** start Supplied data **

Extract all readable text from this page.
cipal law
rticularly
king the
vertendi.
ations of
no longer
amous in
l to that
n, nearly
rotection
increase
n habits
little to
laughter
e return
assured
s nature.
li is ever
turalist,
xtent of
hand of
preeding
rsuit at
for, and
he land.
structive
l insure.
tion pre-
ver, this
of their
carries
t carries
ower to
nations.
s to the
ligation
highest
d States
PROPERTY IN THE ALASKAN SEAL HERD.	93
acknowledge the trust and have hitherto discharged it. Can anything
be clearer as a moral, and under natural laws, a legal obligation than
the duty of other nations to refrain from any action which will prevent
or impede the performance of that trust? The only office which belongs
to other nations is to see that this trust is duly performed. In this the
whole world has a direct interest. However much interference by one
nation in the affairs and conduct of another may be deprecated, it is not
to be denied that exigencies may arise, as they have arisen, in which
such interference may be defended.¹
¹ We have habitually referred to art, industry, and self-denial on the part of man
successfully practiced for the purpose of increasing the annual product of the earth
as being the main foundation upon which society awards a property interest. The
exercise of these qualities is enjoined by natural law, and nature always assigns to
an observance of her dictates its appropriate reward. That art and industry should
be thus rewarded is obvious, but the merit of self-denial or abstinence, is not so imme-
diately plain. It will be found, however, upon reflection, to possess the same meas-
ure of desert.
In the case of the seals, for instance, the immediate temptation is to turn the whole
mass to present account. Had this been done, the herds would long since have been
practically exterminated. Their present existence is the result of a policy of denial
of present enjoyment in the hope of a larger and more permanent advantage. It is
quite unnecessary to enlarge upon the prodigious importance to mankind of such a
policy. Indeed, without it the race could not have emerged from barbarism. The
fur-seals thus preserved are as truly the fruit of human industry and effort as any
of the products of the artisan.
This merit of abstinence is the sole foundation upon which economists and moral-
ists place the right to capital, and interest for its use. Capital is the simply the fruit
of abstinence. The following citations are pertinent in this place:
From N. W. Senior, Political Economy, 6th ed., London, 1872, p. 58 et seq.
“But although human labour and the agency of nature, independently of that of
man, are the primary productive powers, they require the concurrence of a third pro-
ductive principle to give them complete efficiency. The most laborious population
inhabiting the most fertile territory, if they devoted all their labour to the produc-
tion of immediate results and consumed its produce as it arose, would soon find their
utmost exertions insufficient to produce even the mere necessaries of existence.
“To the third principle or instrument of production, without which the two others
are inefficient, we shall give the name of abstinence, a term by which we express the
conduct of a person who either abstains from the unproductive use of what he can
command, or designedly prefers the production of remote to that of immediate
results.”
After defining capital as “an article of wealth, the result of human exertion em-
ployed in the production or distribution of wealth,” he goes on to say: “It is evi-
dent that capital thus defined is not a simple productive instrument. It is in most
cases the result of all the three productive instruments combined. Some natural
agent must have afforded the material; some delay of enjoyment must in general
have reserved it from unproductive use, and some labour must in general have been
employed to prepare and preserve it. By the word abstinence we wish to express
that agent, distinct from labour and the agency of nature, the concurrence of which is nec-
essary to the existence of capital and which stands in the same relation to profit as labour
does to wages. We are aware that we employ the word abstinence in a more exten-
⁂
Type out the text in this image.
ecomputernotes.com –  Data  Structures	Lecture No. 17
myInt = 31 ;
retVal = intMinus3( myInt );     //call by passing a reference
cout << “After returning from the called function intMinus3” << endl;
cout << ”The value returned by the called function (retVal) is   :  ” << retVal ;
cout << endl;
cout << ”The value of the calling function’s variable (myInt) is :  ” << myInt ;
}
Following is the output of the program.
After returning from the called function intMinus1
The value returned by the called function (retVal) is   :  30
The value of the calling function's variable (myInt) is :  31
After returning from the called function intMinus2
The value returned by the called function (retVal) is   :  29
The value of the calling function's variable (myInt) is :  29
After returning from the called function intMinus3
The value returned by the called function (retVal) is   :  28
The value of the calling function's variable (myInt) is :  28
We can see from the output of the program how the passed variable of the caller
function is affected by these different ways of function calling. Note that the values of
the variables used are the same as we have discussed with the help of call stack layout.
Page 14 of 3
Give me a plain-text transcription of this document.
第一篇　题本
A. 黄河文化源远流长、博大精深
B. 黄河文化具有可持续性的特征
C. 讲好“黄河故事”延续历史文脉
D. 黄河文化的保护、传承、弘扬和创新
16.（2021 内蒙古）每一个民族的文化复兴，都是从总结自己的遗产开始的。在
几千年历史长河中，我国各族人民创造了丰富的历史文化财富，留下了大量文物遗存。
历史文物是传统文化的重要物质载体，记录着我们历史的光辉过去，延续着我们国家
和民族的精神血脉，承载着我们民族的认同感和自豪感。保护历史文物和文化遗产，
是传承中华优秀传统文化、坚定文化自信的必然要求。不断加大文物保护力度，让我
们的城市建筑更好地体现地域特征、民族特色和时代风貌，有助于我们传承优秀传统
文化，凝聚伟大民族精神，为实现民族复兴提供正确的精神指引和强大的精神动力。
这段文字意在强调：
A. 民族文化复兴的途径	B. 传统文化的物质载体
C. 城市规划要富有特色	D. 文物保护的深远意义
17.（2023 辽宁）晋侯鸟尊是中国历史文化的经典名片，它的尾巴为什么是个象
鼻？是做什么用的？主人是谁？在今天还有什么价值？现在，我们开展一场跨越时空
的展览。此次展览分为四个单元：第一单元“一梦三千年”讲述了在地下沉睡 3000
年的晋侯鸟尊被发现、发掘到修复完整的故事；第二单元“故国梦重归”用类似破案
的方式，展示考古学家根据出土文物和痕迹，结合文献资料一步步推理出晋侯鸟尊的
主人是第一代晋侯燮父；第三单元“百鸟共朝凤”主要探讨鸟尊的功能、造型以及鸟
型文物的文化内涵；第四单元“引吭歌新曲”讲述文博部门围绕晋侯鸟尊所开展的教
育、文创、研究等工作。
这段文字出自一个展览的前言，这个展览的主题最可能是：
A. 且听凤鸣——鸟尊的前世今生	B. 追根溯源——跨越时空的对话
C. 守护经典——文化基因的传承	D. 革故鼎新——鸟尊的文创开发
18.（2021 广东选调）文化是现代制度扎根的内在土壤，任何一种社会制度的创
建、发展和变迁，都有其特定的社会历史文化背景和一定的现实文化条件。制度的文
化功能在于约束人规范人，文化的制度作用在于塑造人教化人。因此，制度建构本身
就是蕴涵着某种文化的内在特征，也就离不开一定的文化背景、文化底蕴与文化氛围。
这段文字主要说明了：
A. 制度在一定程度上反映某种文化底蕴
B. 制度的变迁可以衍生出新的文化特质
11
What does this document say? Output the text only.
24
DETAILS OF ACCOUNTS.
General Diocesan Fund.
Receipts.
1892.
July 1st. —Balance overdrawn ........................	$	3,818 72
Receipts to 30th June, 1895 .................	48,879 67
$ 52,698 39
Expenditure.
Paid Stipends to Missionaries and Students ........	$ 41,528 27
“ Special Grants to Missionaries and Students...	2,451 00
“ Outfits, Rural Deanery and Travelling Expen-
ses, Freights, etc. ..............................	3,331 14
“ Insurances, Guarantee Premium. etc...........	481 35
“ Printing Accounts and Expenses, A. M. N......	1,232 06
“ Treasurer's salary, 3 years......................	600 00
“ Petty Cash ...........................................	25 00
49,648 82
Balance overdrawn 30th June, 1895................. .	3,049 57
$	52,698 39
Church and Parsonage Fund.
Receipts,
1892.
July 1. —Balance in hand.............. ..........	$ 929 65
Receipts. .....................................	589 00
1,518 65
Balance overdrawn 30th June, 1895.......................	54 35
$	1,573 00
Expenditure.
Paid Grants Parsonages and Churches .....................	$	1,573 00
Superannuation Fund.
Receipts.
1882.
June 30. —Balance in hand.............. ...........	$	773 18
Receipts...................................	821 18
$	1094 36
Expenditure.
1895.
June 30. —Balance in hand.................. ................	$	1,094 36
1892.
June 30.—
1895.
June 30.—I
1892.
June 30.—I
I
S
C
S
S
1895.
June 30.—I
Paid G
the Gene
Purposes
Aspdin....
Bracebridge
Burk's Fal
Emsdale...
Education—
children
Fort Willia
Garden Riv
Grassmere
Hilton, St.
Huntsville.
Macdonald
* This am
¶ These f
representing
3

** end Supplied data **

Determine the number of lines in the listing that hold the word "natural", and supply that number and nothing further.

3